▶ [YOUR TASK]: Collect all lines from the records below that include the word "this".
+++++
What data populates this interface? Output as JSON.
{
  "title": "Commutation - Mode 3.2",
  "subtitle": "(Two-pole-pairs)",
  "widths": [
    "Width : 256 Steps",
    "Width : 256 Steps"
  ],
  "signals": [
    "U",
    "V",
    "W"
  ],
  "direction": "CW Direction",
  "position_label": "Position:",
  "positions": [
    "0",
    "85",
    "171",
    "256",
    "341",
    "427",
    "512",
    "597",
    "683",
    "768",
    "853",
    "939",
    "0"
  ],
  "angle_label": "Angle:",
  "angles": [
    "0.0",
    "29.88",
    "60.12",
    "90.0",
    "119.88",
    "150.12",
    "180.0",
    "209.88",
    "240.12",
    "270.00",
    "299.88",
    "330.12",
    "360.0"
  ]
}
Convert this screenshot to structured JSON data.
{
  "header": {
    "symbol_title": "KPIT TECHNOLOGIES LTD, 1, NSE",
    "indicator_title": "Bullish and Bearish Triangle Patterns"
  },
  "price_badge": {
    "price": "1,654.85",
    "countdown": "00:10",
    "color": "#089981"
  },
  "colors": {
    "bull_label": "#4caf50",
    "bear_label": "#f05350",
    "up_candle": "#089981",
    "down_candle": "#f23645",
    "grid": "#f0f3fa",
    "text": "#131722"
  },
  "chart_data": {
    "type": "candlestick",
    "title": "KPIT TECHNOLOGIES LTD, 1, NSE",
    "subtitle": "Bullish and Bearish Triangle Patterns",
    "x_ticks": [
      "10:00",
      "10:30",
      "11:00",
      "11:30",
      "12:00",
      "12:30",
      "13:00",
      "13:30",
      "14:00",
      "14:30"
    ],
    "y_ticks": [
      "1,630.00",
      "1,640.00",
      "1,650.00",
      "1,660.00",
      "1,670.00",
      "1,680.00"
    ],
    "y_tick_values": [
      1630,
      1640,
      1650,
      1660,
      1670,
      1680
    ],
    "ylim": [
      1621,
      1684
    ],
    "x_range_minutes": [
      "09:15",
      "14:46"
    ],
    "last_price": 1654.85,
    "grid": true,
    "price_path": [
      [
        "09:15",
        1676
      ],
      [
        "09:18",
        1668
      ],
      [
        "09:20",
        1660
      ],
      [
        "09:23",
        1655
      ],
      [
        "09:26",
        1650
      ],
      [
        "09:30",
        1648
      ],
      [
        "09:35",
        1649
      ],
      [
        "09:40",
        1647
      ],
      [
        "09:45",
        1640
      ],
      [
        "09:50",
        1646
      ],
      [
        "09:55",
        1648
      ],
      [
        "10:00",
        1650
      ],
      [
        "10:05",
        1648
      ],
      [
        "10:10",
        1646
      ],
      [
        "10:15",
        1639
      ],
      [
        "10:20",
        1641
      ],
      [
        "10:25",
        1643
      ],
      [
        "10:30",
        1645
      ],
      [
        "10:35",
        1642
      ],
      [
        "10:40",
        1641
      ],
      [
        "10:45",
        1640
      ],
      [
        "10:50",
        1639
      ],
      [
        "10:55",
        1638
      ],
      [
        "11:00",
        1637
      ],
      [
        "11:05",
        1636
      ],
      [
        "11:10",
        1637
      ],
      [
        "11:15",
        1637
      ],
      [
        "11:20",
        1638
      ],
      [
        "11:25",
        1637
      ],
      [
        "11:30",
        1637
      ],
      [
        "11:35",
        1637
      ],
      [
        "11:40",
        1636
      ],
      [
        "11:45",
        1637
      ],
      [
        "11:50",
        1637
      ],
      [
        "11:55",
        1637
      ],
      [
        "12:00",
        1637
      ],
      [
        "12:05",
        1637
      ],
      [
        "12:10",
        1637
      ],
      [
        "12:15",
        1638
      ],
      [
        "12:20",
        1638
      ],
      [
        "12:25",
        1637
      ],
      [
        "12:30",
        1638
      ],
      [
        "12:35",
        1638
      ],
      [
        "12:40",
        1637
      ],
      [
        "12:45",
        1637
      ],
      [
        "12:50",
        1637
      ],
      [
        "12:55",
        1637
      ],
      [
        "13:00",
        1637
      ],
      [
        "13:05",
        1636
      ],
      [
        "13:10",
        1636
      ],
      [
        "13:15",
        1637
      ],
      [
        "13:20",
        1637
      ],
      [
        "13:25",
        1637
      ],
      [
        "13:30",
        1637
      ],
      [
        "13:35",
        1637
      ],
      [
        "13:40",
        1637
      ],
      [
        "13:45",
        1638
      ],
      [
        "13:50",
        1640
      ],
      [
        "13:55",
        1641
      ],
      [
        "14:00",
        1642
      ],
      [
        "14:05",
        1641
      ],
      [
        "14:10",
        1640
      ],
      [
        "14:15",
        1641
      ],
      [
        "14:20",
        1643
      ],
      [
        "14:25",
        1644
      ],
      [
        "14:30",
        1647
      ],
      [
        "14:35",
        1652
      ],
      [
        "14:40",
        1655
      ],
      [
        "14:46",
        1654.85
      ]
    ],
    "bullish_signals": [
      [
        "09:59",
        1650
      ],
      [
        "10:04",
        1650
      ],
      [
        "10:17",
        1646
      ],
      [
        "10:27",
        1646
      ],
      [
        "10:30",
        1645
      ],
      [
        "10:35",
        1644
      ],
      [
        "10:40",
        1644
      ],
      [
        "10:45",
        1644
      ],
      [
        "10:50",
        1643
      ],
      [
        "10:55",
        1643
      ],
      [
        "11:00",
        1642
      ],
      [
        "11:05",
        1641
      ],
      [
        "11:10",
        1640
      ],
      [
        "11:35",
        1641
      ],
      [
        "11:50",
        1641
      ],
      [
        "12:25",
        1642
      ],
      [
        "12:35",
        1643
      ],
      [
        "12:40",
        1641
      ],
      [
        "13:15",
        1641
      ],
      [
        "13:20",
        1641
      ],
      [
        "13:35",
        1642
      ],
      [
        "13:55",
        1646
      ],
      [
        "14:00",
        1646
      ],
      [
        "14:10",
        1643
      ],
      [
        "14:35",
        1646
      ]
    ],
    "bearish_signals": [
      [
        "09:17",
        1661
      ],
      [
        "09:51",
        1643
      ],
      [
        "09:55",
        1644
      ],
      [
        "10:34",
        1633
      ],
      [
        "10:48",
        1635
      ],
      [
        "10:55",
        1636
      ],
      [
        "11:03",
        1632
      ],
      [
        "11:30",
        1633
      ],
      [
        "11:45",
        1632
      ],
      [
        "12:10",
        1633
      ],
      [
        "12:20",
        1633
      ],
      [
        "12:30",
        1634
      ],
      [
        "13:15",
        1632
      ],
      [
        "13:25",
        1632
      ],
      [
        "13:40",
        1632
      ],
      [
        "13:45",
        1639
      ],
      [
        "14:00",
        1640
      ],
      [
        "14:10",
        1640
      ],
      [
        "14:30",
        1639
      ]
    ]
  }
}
+++++
▶ [THE REPLY]:
What data populates this interface? Output as JSON.
Convert this screenshot to structured JSON data.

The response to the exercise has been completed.